Task objective:
Select the lines that contain "Aseptate" and copy each of them.

--

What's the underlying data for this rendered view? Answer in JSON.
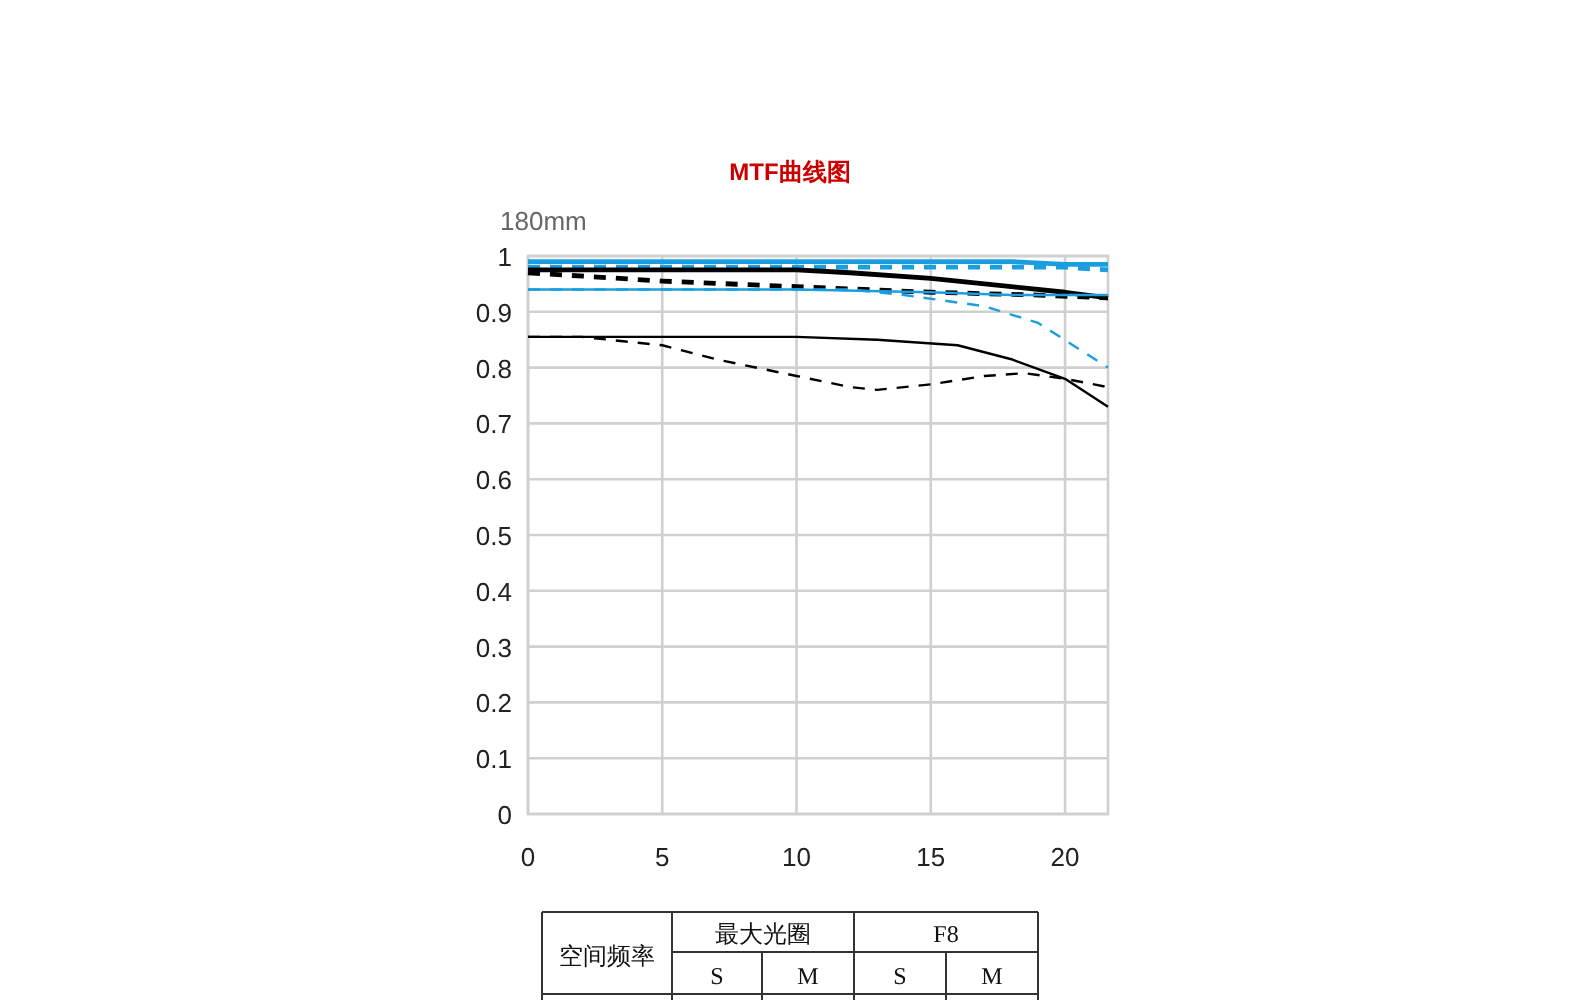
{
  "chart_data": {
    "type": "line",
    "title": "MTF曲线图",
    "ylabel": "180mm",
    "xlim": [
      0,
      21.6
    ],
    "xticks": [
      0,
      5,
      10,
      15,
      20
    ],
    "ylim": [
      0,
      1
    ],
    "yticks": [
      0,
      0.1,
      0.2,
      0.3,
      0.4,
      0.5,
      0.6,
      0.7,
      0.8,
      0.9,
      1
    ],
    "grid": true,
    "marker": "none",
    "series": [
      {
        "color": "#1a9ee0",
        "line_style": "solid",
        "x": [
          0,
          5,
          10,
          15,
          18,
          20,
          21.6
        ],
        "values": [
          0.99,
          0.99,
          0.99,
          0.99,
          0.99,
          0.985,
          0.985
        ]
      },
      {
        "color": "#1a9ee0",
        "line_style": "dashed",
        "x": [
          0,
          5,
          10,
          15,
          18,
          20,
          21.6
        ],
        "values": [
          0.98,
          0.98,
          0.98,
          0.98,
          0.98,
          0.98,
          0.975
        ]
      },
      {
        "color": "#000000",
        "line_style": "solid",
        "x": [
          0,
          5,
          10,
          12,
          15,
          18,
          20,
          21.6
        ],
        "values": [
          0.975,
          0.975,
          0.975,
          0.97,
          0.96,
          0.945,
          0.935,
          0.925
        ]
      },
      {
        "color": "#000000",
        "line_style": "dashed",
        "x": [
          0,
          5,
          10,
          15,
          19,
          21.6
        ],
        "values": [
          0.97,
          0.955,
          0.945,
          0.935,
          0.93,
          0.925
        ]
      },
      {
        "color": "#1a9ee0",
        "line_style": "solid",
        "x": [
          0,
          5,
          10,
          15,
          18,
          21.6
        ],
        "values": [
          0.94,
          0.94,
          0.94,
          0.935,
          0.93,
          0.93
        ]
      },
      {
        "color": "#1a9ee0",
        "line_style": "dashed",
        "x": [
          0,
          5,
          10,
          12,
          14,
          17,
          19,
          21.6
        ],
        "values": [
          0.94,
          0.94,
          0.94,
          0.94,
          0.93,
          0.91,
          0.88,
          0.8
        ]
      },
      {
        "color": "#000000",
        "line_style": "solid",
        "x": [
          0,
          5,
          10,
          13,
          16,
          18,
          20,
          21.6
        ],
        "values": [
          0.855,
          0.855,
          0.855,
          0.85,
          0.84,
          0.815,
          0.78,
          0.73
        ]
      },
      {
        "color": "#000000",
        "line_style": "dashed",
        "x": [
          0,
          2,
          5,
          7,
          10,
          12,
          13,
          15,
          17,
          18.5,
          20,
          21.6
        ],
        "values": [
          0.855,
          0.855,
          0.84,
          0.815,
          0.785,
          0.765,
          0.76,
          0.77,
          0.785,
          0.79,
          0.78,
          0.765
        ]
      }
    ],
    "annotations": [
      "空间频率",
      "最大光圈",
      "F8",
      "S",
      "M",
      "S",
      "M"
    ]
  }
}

--

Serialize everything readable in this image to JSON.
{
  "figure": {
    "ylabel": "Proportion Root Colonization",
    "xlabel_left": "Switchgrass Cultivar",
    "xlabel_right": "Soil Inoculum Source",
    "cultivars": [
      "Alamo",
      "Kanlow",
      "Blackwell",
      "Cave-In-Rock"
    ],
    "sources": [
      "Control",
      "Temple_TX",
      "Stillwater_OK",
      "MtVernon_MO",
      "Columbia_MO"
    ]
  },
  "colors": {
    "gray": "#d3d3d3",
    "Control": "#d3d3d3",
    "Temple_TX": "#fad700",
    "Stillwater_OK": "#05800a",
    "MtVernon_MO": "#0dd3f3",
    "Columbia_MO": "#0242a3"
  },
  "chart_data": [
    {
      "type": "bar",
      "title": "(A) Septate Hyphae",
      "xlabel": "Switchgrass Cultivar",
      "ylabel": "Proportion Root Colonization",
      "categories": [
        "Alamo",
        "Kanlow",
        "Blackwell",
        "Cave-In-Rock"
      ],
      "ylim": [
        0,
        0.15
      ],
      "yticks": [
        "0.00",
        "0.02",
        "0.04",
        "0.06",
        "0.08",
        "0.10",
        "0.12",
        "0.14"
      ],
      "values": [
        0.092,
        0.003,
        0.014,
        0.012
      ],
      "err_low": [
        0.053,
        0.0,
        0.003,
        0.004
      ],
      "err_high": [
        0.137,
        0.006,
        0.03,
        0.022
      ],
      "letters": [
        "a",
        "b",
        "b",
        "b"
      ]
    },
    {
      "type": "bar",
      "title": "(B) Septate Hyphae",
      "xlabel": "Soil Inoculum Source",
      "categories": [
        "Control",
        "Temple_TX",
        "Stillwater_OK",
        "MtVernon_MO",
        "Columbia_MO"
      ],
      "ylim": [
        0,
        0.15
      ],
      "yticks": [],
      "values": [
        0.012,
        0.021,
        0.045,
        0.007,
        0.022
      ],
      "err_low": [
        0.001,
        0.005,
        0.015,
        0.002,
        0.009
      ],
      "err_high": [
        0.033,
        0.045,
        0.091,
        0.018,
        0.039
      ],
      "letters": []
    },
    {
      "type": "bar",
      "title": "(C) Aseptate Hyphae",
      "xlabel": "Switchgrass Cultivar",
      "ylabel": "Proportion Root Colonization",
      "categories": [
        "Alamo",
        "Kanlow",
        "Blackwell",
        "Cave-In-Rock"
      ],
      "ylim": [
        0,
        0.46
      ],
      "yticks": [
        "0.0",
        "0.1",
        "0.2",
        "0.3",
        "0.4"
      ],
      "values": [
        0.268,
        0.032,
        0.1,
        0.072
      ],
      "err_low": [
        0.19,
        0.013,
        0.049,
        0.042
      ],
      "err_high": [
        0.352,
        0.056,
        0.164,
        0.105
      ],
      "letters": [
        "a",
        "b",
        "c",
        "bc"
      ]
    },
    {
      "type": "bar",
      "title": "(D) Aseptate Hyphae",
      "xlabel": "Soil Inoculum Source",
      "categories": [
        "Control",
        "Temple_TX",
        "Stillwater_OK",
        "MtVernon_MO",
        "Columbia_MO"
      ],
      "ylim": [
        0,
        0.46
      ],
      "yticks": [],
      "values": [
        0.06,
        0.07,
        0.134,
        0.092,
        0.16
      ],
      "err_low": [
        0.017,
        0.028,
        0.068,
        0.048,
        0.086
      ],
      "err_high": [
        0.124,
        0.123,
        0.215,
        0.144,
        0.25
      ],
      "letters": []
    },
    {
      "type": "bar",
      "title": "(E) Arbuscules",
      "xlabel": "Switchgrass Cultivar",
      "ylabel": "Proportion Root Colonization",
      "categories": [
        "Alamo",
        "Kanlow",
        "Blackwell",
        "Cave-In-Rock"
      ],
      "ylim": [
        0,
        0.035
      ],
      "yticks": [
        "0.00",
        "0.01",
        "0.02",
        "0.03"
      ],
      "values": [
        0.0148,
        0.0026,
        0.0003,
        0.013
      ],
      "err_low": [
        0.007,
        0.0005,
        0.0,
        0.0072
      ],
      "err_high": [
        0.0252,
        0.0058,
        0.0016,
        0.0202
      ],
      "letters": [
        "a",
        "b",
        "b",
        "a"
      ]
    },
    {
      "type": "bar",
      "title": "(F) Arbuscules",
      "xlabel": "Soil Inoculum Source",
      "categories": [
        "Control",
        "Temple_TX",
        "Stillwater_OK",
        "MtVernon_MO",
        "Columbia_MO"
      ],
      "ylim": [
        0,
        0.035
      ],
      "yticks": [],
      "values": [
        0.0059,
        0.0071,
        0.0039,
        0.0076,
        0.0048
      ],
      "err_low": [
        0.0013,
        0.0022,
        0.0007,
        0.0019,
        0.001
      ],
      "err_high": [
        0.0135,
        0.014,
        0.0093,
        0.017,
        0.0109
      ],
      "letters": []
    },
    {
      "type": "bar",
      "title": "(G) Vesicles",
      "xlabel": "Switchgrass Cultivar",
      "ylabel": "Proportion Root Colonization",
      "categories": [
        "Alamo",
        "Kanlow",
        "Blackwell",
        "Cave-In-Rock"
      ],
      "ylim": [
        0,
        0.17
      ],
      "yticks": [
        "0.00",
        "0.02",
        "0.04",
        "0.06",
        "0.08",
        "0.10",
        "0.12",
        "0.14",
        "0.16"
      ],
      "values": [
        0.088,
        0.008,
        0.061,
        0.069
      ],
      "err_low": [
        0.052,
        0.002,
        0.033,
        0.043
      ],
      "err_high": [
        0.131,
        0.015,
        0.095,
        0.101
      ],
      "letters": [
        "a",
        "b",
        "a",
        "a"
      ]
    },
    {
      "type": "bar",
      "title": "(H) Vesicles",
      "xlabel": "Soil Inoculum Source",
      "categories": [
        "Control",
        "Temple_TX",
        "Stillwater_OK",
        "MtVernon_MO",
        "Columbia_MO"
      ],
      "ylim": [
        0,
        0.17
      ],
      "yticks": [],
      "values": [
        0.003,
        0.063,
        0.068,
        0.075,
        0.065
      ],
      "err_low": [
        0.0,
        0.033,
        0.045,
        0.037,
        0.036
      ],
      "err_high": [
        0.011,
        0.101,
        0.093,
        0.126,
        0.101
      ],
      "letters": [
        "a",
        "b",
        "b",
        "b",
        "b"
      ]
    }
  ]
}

--

Answer below:
      "title": "(C) Aseptate Hyphae",
      "title": "(D) Aseptate Hyphae",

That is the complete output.